Reproduce the material in full, unchanged.

═══

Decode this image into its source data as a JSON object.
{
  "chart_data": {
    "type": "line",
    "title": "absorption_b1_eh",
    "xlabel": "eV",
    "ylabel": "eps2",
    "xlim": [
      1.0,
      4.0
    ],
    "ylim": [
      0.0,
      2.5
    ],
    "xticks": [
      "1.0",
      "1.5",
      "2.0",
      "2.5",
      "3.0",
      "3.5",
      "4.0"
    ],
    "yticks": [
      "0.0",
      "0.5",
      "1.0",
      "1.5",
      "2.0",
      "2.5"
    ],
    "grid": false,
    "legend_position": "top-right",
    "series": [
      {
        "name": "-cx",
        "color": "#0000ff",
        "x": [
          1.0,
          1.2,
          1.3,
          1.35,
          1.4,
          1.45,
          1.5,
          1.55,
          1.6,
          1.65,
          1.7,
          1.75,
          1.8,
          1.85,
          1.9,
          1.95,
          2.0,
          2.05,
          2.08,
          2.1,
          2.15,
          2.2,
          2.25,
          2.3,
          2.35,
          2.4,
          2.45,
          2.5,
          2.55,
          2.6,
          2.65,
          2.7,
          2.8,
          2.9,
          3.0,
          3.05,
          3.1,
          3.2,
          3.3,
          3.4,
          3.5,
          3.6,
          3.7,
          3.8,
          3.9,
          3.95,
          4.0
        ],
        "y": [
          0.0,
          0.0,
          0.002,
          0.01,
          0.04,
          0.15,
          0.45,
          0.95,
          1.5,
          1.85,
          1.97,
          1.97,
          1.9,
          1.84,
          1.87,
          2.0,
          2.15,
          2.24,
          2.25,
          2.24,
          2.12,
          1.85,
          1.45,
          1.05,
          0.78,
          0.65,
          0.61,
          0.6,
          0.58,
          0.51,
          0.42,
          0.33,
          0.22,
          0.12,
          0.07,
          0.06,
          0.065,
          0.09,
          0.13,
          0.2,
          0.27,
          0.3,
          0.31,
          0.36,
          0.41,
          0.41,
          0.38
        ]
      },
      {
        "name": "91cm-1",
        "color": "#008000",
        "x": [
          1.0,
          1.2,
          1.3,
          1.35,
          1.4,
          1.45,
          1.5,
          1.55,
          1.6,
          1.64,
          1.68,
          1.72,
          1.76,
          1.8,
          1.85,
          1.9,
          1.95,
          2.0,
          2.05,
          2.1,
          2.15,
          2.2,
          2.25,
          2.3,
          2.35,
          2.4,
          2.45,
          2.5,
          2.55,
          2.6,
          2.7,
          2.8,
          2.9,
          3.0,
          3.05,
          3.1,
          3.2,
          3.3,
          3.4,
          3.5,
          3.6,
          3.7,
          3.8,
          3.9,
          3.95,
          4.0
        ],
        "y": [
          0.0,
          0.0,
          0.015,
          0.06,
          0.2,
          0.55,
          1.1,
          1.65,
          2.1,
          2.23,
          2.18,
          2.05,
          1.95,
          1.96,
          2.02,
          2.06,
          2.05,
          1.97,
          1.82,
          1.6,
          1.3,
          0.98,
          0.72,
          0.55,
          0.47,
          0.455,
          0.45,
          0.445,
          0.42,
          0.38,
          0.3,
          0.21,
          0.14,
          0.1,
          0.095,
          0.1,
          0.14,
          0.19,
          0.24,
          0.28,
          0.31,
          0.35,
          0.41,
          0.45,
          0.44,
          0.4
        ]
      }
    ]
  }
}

═══

*WRITTEN SOLUTION*
Decode this image into its source data as a JSON object.
{
  "chart_data": {
    "type": "line",
    "title": "absorption_b1_eh",
    "xlabel": "eV",
    "ylabel": "eps2",
    "xlim": [
      1.0,
      4.0
    ],
    "ylim": [
      0.0,
      2.5
    ],
    "xticks": [
      "1.0",
      "1.5",
      "2.0",
      "2.5",
      "3.0",
      "3.5",
      "4.0"
    ],
    "yticks": [
      "0.0",
      "0.5",
      "1.0",
      "1.5",
      "2.0",
      "2.5"
    ],
    "grid": false,
    "legend_position": "top-right",
    "series": [
      {
        "name": "-cx",
        "color": "#0000ff",
        "x": [
          1.0,
          1.2,
          1.3,
          1.35,
          1.4,
          1.45,
          1.5,
          1.55,
          1.6,
          1.65,
          1.7,
          1.75,
          1.8,
          1.85,
          1.9,
          1.95,
          2.0,
          2.05,
          2.08,
          2.1,
          2.15,
          2.2,
          2.25,
          2.3,
          2.35,
          2.4,
          2.45,
          2.5,
          2.55,
          2.6,
          2.65,
          2.7,
          2.8,
          2.9,
          3.0,
          3.05,
          3.1,
          3.2,
          3.3,
          3.4,
          3.5,
          3.6,
          3.7,
          3.8,
          3.9,
          3.95,
          4.0
        ],
        "y": [
          0.0,
          0.0,
          0.002,
          0.01,
          0.04,
          0.15,
          0.45,
          0.95,
          1.5,
          1.85,
          1.97,
          1.97,
          1.9,
          1.84,
          1.87,
          2.0,
          2.15,
          2.24,
          2.25,
          2.24,
          2.12,
          1.85,
          1.45,
          1.05,
          0.78,
          0.65,
          0.61,
          0.6,
          0.58,
          0.51,
          0.42,
          0.33,
          0.22,
          0.12,
          0.07,
          0.06,
          0.065,
          0.09,
          0.13,
          0.2,
          0.27,
          0.3,
          0.31,
          0.36,
          0.41,
          0.41,
          0.38
        ]
      },
      {
        "name": "91cm-1",
        "color": "#008000",
        "x": [
          1.0,
          1.2,
          1.3,
          1.35,
          1.4,
          1.45,
          1.5,
          1.55,
          1.6,
          1.64,
          1.68,
          1.72,
          1.76,
          1.8,
          1.85,
          1.9,
          1.95,
          2.0,
          2.05,
          2.1,
          2.15,
          2.2,
          2.25,
          2.3,
          2.35,
          2.4,
          2.45,
          2.5,
          2.55,
          2.6,
          2.7,
          2.8,
          2.9,
          3.0,
          3.05,
          3.1,
          3.2,
          3.3,
          3.4,
          3.5,
          3.6,
          3.7,
          3.8,
          3.9,
          3.95,
          4.0
        ],
        "y": [
          0.0,
          0.0,
          0.015,
          0.06,
          0.2,
          0.55,
          1.1,
          1.65,
          2.1,
          2.23,
          2.18,
          2.05,
          1.95,
          1.96,
          2.02,
          2.06,
          2.05,
          1.97,
          1.82,
          1.6,
          1.3,
          0.98,
          0.72,
          0.55,
          0.47,
          0.455,
          0.45,
          0.445,
          0.42,
          0.38,
          0.3,
          0.21,
          0.14,
          0.1,
          0.095,
          0.1,
          0.14,
          0.19,
          0.24,
          0.28,
          0.31,
          0.35,
          0.41,
          0.45,
          0.44,
          0.4
        ]
      }
    ]
  }
}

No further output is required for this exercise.